* [Instruction]: In the data, extract each line that holds the string "pattern".

* [Input]:
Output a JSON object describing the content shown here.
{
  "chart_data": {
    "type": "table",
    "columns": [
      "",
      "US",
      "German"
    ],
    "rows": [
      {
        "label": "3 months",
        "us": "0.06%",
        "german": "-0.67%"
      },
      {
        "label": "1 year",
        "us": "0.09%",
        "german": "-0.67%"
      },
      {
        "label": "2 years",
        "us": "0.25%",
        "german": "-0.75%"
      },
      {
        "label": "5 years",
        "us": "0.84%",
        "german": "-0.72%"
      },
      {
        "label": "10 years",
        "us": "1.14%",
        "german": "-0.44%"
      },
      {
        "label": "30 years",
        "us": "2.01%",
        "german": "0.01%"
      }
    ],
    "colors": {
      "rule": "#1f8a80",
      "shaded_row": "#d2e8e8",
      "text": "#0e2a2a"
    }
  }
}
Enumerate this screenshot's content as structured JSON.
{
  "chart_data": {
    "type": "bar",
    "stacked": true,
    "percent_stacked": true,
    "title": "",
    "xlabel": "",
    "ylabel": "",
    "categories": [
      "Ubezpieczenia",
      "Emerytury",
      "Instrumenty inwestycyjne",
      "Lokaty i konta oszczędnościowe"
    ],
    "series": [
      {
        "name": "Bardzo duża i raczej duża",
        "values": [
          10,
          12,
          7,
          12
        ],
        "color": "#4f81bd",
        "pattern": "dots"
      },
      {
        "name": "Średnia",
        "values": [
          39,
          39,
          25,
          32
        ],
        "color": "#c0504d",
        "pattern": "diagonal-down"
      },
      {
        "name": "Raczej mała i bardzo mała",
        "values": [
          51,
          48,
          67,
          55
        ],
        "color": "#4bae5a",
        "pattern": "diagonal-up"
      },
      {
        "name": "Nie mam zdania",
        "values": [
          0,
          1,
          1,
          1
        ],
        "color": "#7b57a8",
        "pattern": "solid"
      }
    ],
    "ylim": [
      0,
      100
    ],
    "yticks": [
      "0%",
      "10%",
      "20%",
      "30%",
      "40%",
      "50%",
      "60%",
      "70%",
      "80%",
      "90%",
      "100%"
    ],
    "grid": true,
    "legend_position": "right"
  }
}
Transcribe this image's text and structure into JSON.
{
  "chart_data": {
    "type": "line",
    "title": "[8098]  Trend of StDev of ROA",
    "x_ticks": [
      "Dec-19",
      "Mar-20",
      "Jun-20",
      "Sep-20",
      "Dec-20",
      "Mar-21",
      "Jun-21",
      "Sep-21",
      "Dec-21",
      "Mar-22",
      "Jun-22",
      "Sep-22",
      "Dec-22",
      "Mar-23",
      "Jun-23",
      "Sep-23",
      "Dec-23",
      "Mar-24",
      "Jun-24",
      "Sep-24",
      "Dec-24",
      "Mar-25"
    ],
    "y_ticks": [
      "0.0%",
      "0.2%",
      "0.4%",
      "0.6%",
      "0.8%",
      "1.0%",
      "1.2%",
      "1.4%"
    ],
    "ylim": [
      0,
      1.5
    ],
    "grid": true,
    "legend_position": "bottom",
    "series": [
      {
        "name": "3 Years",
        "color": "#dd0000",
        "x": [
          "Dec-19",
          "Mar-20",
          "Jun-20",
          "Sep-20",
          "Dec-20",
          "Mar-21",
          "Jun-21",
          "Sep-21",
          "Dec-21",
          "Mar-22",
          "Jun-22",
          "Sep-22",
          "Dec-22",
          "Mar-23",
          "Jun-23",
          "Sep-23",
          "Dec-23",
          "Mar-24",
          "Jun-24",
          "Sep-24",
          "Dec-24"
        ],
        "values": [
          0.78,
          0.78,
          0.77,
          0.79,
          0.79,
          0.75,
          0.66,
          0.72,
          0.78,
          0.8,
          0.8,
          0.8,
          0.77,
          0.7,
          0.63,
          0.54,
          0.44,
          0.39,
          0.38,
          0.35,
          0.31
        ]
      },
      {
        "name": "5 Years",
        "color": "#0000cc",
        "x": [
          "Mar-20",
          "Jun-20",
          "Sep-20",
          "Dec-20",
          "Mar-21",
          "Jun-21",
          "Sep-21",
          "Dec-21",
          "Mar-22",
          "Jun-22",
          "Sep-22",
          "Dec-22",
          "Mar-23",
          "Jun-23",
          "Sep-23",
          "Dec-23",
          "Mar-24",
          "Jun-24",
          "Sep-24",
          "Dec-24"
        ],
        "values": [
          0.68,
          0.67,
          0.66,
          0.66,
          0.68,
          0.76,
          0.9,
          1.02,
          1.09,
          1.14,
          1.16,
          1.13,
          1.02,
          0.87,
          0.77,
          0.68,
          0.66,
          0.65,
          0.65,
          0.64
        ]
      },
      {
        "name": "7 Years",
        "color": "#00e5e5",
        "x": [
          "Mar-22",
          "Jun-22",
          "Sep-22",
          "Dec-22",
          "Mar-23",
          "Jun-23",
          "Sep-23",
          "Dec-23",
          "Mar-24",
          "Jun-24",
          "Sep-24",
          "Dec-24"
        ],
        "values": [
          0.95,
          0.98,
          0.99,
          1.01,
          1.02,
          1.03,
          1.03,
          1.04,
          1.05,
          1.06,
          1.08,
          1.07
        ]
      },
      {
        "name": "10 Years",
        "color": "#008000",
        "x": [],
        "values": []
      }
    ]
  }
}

* [Result of this exercise]:
        "pattern": "dots"
        "pattern": "diagonal-down"
        "pattern": "diagonal-up"
        "pattern": "solid"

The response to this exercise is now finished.